Short task ▸ Beneath this task is a listing; retype all of it exactly.

Material provided ▸
────────────────

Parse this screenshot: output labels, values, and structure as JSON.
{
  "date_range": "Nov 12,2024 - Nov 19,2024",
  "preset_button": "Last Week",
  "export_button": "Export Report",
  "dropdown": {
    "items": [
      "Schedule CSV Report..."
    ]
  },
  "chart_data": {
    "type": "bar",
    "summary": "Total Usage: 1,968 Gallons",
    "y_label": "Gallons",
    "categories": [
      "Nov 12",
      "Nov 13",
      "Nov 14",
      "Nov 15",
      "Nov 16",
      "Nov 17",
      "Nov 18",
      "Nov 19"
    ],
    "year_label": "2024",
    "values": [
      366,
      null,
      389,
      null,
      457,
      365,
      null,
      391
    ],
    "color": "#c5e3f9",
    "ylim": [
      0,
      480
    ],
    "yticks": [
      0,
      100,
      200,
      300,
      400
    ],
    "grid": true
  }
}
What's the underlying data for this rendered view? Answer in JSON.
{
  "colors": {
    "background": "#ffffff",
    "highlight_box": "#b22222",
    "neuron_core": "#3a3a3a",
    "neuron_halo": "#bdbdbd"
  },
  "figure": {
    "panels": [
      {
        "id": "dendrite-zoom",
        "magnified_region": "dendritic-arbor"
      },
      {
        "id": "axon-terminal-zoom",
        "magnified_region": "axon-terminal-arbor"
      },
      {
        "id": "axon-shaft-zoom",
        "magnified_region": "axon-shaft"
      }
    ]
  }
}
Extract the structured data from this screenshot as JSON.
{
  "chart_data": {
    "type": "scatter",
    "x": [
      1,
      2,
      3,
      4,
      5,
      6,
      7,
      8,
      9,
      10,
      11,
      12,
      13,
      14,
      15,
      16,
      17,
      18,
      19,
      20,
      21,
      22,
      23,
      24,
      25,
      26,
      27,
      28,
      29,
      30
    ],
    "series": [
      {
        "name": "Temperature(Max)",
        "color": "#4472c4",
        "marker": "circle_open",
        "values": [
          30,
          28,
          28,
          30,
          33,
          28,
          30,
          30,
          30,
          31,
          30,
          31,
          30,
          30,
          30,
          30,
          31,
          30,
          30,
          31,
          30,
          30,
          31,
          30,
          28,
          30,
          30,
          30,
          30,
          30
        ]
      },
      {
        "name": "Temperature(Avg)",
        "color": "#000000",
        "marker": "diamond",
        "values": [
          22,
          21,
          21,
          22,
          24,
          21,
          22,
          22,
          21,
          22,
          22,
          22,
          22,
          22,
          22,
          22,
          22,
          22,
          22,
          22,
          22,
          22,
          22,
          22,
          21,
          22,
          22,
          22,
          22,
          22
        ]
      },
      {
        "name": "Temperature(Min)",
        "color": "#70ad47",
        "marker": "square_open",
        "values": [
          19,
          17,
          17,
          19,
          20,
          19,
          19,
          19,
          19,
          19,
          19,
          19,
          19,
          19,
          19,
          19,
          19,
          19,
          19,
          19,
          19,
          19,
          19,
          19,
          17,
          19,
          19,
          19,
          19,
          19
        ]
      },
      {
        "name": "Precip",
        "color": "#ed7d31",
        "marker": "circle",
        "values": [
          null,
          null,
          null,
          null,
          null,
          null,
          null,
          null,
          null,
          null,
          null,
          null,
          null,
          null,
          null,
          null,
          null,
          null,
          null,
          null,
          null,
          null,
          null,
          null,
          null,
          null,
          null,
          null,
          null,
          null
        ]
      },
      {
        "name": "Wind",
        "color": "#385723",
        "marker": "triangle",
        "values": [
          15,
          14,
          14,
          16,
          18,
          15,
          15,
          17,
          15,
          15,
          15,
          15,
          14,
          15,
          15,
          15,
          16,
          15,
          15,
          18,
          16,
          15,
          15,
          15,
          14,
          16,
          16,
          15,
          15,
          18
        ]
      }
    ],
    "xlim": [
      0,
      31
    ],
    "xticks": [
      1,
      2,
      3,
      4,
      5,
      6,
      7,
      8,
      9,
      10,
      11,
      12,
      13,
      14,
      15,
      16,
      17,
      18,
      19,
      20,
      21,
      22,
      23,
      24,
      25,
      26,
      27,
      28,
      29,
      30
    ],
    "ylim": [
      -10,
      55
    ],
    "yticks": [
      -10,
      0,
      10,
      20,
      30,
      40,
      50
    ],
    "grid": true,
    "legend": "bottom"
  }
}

────────────────

Solution for this task ▸
Parse this screenshot: output labels, values, and structure as JSON.
{
  "date_range": "Nov 12,2024 - Nov 19,2024",
  "preset_button": "Last Week",
  "export_button": "Export Report",
  "dropdown": {
    "items": [
      "Schedule CSV Report..."
    ]
  },
  "chart_data": {
    "type": "bar",
    "summary": "Total Usage: 1,968 Gallons",
    "y_label": "Gallons",
    "categories": [
      "Nov 12",
      "Nov 13",
      "Nov 14",
      "Nov 15",
      "Nov 16",
      "Nov 17",
      "Nov 18",
      "Nov 19"
    ],
    "year_label": "2024",
    "values": [
      366,
      null,
      389,
      null,
      457,
      365,
      null,
      391
    ],
    "color": "#c5e3f9",
    "ylim": [
      0,
      480
    ],
    "yticks": [
      0,
      100,
      200,
      300,
      400
    ],
    "grid": true
  }
}
What's the underlying data for this rendered view? Answer in JSON.
{
  "colors": {
    "background": "#ffffff",
    "highlight_box": "#b22222",
    "neuron_core": "#3a3a3a",
    "neuron_halo": "#bdbdbd"
  },
  "figure": {
    "panels": [
      {
        "id": "dendrite-zoom",
        "magnified_region": "dendritic-arbor"
      },
      {
        "id": "axon-terminal-zoom",
        "magnified_region": "axon-terminal-arbor"
      },
      {
        "id": "axon-shaft-zoom",
        "magnified_region": "axon-shaft"
      }
    ]
  }
}
Extract the structured data from this screenshot as JSON.
{
  "chart_data": {
    "type": "scatter",
    "x": [
      1,
      2,
      3,
      4,
      5,
      6,
      7,
      8,
      9,
      10,
      11,
      12,
      13,
      14,
      15,
      16,
      17,
      18,
      19,
      20,
      21,
      22,
      23,
      24,
      25,
      26,
      27,
      28,
      29,
      30
    ],
    "series": [
      {
        "name": "Temperature(Max)",
        "color": "#4472c4",
        "marker": "circle_open",
        "values": [
          30,
          28,
          28,
          30,
          33,
          28,
          30,
          30,
          30,
          31,
          30,
          31,
          30,
          30,
          30,
          30,
          31,
          30,
          30,
          31,
          30,
          30,
          31,
          30,
          28,
          30,
          30,
          30,
          30,
          30
        ]
      },
      {
        "name": "Temperature(Avg)",
        "color": "#000000",
        "marker": "diamond",
        "values": [
          22,
          21,
          21,
          22,
          24,
          21,
          22,
          22,
          21,
          22,
          22,
          22,
          22,
          22,
          22,
          22,
          22,
          22,
          22,
          22,
          22,
          22,
          22,
          22,
          21,
          22,
          22,
          22,
          22,
          22
        ]
      },
      {
        "name": "Temperature(Min)",
        "color": "#70ad47",
        "marker": "square_open",
        "values": [
          19,
          17,
          17,
          19,
          20,
          19,
          19,
          19,
          19,
          19,
          19,
          19,
          19,
          19,
          19,
          19,
          19,
          19,
          19,
          19,
          19,
          19,
          19,
          19,
          17,
          19,
          19,
          19,
          19,
          19
        ]
      },
      {
        "name": "Precip",
        "color": "#ed7d31",
        "marker": "circle",
        "values": [
          null,
          null,
          null,
          null,
          null,
          null,
          null,
          null,
          null,
          null,
          null,
          null,
          null,
          null,
          null,
          null,
          null,
          null,
          null,
          null,
          null,
          null,
          null,
          null,
          null,
          null,
          null,
          null,
          null,
          null
        ]
      },
      {
        "name": "Wind",
        "color": "#385723",
        "marker": "triangle",
        "values": [
          15,
          14,
          14,
          16,
          18,
          15,
          15,
          17,
          15,
          15,
          15,
          15,
          14,
          15,
          15,
          15,
          16,
          15,
          15,
          18,
          16,
          15,
          15,
          15,
          14,
          16,
          16,
          15,
          15,
          18
        ]
      }
    ],
    "xlim": [
      0,
      31
    ],
    "xticks": [
      1,
      2,
      3,
      4,
      5,
      6,
      7,
      8,
      9,
      10,
      11,
      12,
      13,
      14,
      15,
      16,
      17,
      18,
      19,
      20,
      21,
      22,
      23,
      24,
      25,
      26,
      27,
      28,
      29,
      30
    ],
    "ylim": [
      -10,
      55
    ],
    "yticks": [
      -10,
      0,
      10,
      20,
      30,
      40,
      50
    ],
    "grid": true,
    "legend": "bottom"
  }
}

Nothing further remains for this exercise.